Work instructions:
Every record must be written out once more, with nothing added or omitted.

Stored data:
------------

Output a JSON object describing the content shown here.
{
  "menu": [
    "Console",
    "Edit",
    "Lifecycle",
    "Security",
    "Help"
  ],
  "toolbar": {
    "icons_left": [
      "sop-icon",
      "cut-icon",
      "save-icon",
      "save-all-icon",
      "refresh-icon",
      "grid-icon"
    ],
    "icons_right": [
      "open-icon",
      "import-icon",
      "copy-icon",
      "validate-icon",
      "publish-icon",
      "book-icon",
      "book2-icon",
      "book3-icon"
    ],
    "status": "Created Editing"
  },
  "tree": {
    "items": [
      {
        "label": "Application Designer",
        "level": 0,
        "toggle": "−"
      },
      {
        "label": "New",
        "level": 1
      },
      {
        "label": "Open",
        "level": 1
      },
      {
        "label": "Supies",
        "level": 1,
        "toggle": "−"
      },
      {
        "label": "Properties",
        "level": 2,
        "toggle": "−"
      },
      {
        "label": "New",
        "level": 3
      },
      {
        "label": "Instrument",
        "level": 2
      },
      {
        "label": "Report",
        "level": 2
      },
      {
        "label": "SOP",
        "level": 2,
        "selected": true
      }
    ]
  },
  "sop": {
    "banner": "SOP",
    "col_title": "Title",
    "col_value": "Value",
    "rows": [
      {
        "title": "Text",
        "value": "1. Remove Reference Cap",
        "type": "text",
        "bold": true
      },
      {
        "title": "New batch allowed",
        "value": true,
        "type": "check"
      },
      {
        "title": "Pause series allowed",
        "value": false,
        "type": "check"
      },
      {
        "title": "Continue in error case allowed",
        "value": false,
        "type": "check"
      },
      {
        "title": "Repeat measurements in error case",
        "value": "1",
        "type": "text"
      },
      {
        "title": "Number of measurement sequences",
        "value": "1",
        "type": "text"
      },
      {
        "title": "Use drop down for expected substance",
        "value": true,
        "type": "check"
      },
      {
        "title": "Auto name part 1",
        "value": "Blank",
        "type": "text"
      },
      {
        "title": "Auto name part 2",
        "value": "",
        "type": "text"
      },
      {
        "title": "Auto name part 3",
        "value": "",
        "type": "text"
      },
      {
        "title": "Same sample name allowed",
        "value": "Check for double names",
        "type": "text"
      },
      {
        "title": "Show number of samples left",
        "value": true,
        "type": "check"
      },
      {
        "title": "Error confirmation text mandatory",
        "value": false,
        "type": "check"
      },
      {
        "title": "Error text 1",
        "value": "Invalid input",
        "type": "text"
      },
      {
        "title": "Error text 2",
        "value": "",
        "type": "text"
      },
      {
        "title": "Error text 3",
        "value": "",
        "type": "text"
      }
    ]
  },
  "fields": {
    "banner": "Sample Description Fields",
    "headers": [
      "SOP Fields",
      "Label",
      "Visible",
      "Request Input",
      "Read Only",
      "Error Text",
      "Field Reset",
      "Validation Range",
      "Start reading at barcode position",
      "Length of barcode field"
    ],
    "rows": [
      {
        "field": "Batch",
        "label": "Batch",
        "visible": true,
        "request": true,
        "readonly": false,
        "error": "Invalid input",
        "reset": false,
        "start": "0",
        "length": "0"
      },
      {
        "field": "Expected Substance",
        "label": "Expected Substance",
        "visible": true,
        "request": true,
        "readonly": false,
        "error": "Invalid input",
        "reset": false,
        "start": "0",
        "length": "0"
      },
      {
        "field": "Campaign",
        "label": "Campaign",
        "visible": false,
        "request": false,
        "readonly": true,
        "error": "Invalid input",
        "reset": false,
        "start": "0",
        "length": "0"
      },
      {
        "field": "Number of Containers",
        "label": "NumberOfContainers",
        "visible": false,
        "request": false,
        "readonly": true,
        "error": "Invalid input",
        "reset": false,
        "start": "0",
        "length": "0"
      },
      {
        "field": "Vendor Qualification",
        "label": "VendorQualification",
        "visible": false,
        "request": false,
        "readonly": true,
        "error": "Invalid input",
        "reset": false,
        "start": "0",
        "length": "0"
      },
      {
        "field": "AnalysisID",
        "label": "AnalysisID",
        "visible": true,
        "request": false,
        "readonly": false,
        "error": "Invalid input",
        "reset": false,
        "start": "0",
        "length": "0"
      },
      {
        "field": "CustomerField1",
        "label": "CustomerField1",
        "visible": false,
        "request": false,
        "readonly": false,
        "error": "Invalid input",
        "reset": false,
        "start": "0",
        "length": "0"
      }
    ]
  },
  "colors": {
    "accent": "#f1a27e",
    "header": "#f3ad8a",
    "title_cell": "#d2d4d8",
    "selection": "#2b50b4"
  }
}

------------

Response to the task:
Output a JSON object describing the content shown here.
{
  "menu": [
    "Console",
    "Edit",
    "Lifecycle",
    "Security",
    "Help"
  ],
  "toolbar": {
    "icons_left": [
      "sop-icon",
      "cut-icon",
      "save-icon",
      "save-all-icon",
      "refresh-icon",
      "grid-icon"
    ],
    "icons_right": [
      "open-icon",
      "import-icon",
      "copy-icon",
      "validate-icon",
      "publish-icon",
      "book-icon",
      "book2-icon",
      "book3-icon"
    ],
    "status": "Created Editing"
  },
  "tree": {
    "items": [
      {
        "label": "Application Designer",
        "level": 0,
        "toggle": "−"
      },
      {
        "label": "New",
        "level": 1
      },
      {
        "label": "Open",
        "level": 1
      },
      {
        "label": "Supies",
        "level": 1,
        "toggle": "−"
      },
      {
        "label": "Properties",
        "level": 2,
        "toggle": "−"
      },
      {
        "label": "New",
        "level": 3
      },
      {
        "label": "Instrument",
        "level": 2
      },
      {
        "label": "Report",
        "level": 2
      },
      {
        "label": "SOP",
        "level": 2,
        "selected": true
      }
    ]
  },
  "sop": {
    "banner": "SOP",
    "col_title": "Title",
    "col_value": "Value",
    "rows": [
      {
        "title": "Text",
        "value": "1. Remove Reference Cap",
        "type": "text",
        "bold": true
      },
      {
        "title": "New batch allowed",
        "value": true,
        "type": "check"
      },
      {
        "title": "Pause series allowed",
        "value": false,
        "type": "check"
      },
      {
        "title": "Continue in error case allowed",
        "value": false,
        "type": "check"
      },
      {
        "title": "Repeat measurements in error case",
        "value": "1",
        "type": "text"
      },
      {
        "title": "Number of measurement sequences",
        "value": "1",
        "type": "text"
      },
      {
        "title": "Use drop down for expected substance",
        "value": true,
        "type": "check"
      },
      {
        "title": "Auto name part 1",
        "value": "Blank",
        "type": "text"
      },
      {
        "title": "Auto name part 2",
        "value": "",
        "type": "text"
      },
      {
        "title": "Auto name part 3",
        "value": "",
        "type": "text"
      },
      {
        "title": "Same sample name allowed",
        "value": "Check for double names",
        "type": "text"
      },
      {
        "title": "Show number of samples left",
        "value": true,
        "type": "check"
      },
      {
        "title": "Error confirmation text mandatory",
        "value": false,
        "type": "check"
      },
      {
        "title": "Error text 1",
        "value": "Invalid input",
        "type": "text"
      },
      {
        "title": "Error text 2",
        "value": "",
        "type": "text"
      },
      {
        "title": "Error text 3",
        "value": "",
        "type": "text"
      }
    ]
  },
  "fields": {
    "banner": "Sample Description Fields",
    "headers": [
      "SOP Fields",
      "Label",
      "Visible",
      "Request Input",
      "Read Only",
      "Error Text",
      "Field Reset",
      "Validation Range",
      "Start reading at barcode position",
      "Length of barcode field"
    ],
    "rows": [
      {
        "field": "Batch",
        "label": "Batch",
        "visible": true,
        "request": true,
        "readonly": false,
        "error": "Invalid input",
        "reset": false,
        "start": "0",
        "length": "0"
      },
      {
        "field": "Expected Substance",
        "label": "Expected Substance",
        "visible": true,
        "request": true,
        "readonly": false,
        "error": "Invalid input",
        "reset": false,
        "start": "0",
        "length": "0"
      },
      {
        "field": "Campaign",
        "label": "Campaign",
        "visible": false,
        "request": false,
        "readonly": true,
        "error": "Invalid input",
        "reset": false,
        "start": "0",
        "length": "0"
      },
      {
        "field": "Number of Containers",
        "label": "NumberOfContainers",
        "visible": false,
        "request": false,
        "readonly": true,
        "error": "Invalid input",
        "reset": false,
        "start": "0",
        "length": "0"
      },
      {
        "field": "Vendor Qualification",
        "label": "VendorQualification",
        "visible": false,
        "request": false,
        "readonly": true,
        "error": "Invalid input",
        "reset": false,
        "start": "0",
        "length": "0"
      },
      {
        "field": "AnalysisID",
        "label": "AnalysisID",
        "visible": true,
        "request": false,
        "readonly": false,
        "error": "Invalid input",
        "reset": false,
        "start": "0",
        "length": "0"
      },
      {
        "field": "CustomerField1",
        "label": "CustomerField1",
        "visible": false,
        "request": false,
        "readonly": false,
        "error": "Invalid input",
        "reset": false,
        "start": "0",
        "length": "0"
      }
    ]
  },
  "colors": {
    "accent": "#f1a27e",
    "header": "#f3ad8a",
    "title_cell": "#d2d4d8",
    "selection": "#2b50b4"
  }
}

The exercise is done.